* **EXERCISE PROMPT**:
Take every line from the listing below that contains "правовой".

-- start RECORDS FOR THIS TASK --

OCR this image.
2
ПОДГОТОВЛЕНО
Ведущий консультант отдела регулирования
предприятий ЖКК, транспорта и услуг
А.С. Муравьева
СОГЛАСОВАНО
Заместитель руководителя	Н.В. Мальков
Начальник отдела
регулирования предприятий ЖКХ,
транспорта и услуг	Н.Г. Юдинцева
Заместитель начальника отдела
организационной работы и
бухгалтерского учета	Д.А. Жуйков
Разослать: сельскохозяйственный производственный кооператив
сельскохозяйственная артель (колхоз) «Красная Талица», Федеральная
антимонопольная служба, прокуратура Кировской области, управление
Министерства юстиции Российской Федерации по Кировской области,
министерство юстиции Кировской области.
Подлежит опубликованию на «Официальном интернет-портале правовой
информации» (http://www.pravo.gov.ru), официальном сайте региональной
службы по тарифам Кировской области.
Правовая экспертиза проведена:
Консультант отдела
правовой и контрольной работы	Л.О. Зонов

-- end RECORDS FOR THIS TASK --

* **THE ANSWER**:
Подлежит опубликованию на «Официальном интернет-портале правовой
правовой и контрольной работы	Л.О. Зонов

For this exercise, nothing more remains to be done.